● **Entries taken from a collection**
-- BEGIN --

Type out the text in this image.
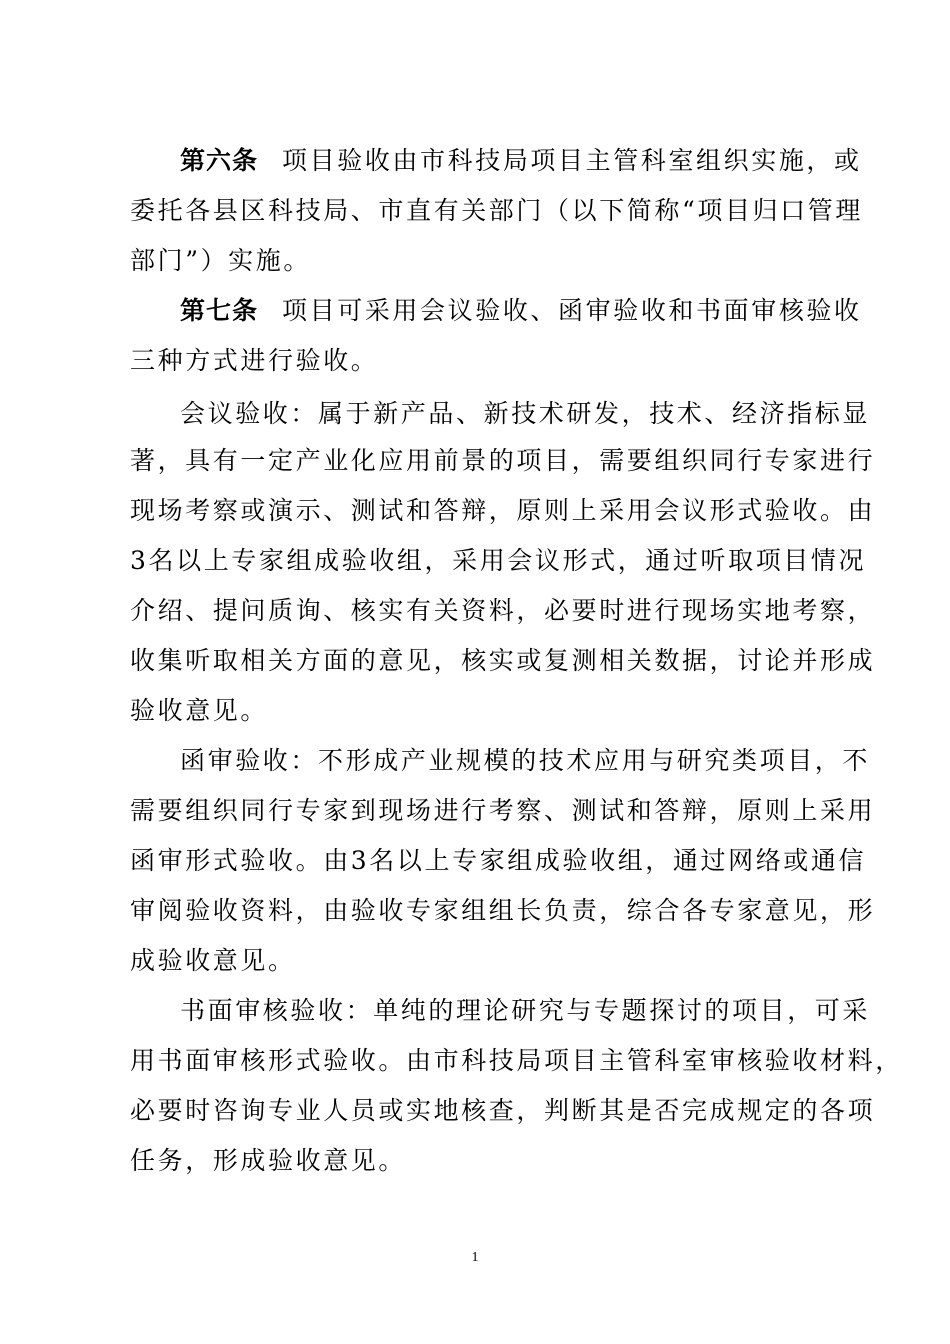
第六条 项目验收由市科技局项目主管科室组织实施，或
委托各县区科技局、市直有关部门（以下简称“项目归口管理
部门”）实施。
第七条 项目可采用会议验收、函审验收和书面审核验收
三种方式进行验收。
会议验收：属于新产品、新技术研发，技术、经济指标显
著，具有一定产业化应用前景的项目，需要组织同行专家进行
现场考察或演示、测试和答辩，原则上采用会议形式验收。由
3名以上专家组成验收组，采用会议形式，通过听取项目情况
介绍、提问质询、核实有关资料，必要时进行现场实地考察，
收集听取相关方面的意见，核实或复测相关数据，讨论并形成
验收意见。
函审验收：不形成产业规模的技术应用与研究类项目，不
需要组织同行专家到现场进行考察、测试和答辩，原则上采用
函审形式验收。由3名以上专家组成验收组，通过网络或通信
审阅验收资料，由验收专家组组长负责，综合各专家意见，形
成验收意见。
书面审核验收：单纯的理论研究与专题探讨的项目，可采
用书面审核形式验收。由市科技局项目主管科室审核验收材料，
必要时咨询专业人员或实地核查，判断其是否完成规定的各项
任务，形成验收意见。
1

-- END --

● **Work to complete**
Pull out every line above that holds the word "测试和答辩".

● **Solution for this exercise**
现场考察或演示、测试和答辩，原则上采用会议形式验收。由
需要组织同行专家到现场进行考察、测试和答辩，原则上采用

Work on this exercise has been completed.